## Start Dataset content

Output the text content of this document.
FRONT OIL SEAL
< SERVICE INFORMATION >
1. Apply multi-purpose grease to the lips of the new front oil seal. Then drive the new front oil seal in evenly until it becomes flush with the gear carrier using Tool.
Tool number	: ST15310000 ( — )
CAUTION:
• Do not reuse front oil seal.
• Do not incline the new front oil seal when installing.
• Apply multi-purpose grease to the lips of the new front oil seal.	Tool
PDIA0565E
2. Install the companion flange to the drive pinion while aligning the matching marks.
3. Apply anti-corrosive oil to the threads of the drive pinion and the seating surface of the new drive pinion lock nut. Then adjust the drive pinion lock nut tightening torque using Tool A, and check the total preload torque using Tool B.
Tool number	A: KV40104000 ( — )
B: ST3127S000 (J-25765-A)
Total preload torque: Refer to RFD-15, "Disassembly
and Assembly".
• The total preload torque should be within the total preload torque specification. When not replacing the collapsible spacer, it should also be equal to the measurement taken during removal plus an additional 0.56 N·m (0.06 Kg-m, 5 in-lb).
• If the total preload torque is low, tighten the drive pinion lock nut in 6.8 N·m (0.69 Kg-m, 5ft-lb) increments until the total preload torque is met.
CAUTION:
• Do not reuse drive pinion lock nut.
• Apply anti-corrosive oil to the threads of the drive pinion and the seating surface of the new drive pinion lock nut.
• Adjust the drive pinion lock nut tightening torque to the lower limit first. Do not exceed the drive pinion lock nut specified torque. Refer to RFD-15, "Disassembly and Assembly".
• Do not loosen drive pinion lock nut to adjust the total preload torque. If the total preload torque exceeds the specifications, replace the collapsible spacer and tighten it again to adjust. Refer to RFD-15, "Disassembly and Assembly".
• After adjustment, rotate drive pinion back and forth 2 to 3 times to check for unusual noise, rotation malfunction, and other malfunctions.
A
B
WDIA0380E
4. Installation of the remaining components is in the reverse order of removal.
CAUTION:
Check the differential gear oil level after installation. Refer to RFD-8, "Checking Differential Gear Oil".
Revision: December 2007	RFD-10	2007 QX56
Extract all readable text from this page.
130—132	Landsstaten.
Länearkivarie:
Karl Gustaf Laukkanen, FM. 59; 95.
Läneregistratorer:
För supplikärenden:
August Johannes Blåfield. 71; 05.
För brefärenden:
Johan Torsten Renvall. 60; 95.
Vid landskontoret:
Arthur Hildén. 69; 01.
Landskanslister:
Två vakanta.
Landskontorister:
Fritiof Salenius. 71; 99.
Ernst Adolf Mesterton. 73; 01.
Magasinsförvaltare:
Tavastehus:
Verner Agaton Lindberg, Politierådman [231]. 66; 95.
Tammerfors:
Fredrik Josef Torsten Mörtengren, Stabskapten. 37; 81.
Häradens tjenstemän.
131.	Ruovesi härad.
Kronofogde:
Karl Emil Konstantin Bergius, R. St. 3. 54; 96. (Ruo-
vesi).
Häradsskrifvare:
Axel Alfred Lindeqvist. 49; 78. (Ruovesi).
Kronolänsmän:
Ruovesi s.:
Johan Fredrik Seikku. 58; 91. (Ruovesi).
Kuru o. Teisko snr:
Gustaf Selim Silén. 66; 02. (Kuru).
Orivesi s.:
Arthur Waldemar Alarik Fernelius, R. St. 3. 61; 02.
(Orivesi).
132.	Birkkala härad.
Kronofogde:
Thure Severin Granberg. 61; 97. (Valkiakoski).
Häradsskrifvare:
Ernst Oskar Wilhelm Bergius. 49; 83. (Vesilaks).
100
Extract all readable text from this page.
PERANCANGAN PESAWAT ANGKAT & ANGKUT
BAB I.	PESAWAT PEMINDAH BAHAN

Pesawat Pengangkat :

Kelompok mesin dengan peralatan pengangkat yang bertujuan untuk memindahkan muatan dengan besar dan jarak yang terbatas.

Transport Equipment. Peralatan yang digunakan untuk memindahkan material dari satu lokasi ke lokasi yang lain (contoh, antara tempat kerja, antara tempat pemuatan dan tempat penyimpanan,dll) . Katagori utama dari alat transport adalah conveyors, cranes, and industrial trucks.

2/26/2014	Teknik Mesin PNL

## End Dataset content

[Stated exercise]: Copy out each line of the records that holds the string "multi".

[Exercise answer]:
1. Apply multi-purpose grease to the lips of the new front oil seal. Then drive the new front oil seal in evenly until it becomes flush with the gear carrier using Tool.
• Apply multi-purpose grease to the lips of the new front oil seal.	Tool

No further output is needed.